--- Instructions for the task ---
Copy out lines with the word "lower" from the material that follows.

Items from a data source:
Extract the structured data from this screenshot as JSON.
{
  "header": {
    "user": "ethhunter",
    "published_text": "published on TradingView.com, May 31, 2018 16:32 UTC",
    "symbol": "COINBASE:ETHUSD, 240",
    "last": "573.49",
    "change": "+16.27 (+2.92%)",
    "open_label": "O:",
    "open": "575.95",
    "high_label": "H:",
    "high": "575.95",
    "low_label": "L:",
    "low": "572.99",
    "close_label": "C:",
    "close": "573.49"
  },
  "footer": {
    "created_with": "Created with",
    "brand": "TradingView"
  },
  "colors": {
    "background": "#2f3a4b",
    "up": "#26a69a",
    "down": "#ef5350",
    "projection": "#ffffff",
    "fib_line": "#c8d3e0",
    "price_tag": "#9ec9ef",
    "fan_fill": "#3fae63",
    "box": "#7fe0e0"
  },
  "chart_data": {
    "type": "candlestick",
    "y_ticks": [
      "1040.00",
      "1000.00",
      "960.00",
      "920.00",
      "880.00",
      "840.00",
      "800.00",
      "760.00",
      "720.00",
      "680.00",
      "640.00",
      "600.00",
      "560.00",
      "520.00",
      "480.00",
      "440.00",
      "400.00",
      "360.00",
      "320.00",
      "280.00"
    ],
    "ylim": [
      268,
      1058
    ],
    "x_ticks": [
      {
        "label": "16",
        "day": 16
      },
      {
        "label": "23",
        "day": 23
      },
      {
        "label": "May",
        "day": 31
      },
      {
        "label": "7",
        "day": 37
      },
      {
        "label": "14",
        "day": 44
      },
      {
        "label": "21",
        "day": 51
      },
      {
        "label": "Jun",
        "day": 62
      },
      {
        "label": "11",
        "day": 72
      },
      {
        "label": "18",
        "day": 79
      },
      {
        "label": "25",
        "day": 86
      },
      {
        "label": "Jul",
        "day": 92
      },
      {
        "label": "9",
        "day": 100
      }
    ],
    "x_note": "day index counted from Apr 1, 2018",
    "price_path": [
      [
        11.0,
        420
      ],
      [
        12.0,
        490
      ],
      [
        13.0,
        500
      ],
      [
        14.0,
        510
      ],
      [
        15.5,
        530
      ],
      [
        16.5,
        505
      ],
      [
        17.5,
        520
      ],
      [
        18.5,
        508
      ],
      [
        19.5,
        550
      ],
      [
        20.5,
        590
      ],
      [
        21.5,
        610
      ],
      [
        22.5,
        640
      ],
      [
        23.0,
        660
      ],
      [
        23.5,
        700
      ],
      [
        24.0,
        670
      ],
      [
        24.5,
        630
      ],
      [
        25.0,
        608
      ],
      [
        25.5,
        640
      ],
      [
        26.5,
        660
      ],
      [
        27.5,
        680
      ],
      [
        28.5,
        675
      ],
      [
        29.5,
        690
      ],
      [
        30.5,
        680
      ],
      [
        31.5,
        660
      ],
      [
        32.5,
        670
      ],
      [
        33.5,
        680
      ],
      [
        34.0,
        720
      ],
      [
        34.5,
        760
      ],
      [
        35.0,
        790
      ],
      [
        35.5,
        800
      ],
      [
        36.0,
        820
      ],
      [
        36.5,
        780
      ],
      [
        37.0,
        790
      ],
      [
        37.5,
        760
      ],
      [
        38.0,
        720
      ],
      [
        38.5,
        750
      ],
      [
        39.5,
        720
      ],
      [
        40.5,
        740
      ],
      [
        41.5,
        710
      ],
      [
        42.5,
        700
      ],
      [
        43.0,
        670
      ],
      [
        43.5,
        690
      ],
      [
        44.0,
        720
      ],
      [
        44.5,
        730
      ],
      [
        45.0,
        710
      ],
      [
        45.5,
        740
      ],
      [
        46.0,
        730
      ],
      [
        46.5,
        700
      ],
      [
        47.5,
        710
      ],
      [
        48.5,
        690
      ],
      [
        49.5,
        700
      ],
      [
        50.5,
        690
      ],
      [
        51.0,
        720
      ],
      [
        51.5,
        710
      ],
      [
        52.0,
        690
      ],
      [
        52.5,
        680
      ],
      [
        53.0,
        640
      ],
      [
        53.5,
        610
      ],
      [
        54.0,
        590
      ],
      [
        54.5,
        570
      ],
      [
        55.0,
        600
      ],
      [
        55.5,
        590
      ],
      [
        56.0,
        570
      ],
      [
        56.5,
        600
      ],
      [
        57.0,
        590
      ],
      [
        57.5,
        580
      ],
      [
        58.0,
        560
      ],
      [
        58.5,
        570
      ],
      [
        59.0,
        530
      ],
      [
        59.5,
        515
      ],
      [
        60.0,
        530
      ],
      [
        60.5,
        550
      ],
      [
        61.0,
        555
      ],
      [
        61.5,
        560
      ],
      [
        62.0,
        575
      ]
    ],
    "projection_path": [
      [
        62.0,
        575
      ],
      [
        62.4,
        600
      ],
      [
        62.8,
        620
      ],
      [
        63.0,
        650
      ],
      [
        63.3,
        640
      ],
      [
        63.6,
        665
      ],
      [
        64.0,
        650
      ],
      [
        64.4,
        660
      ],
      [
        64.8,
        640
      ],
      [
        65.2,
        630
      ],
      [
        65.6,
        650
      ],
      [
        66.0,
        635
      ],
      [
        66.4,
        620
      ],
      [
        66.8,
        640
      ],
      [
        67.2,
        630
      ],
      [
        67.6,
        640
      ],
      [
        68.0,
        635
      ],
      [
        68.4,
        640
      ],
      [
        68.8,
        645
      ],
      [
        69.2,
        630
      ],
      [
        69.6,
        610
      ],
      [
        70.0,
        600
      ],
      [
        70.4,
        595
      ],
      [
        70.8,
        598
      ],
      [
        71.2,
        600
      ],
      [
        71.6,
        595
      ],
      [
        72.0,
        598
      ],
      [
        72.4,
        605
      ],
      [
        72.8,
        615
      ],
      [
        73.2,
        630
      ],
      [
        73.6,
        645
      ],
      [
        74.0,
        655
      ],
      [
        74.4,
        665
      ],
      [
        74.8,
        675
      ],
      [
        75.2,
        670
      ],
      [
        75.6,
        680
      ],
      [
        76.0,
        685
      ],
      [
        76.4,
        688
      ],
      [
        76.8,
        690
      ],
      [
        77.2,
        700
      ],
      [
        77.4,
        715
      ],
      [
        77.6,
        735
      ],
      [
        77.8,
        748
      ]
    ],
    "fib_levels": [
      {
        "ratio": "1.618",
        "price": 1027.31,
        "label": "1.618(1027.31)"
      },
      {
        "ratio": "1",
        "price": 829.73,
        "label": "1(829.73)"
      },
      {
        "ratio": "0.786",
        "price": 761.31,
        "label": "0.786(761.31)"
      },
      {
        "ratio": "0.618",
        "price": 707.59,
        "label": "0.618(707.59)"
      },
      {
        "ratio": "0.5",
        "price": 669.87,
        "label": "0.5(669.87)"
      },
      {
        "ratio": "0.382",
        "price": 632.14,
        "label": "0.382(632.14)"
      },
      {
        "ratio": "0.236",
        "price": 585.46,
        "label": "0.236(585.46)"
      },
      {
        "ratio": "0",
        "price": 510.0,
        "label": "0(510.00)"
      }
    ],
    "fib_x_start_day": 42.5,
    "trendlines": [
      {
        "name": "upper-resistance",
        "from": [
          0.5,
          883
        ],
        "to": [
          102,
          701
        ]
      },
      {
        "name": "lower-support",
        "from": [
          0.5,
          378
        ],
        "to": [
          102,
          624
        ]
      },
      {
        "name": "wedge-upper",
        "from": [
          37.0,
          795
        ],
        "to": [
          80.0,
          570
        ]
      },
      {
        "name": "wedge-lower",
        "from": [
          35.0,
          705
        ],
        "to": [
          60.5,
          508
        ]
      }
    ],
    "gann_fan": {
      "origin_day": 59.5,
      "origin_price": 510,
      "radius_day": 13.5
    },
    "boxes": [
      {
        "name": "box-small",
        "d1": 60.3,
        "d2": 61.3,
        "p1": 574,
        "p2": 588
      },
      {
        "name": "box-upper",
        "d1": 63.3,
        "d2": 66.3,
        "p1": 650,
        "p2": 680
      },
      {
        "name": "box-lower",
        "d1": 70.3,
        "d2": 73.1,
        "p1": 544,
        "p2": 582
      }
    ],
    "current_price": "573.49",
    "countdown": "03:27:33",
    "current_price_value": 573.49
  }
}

--- The reply ---
        "name": "lower-support",
        "name": "wedge-lower",
        "name": "box-lower",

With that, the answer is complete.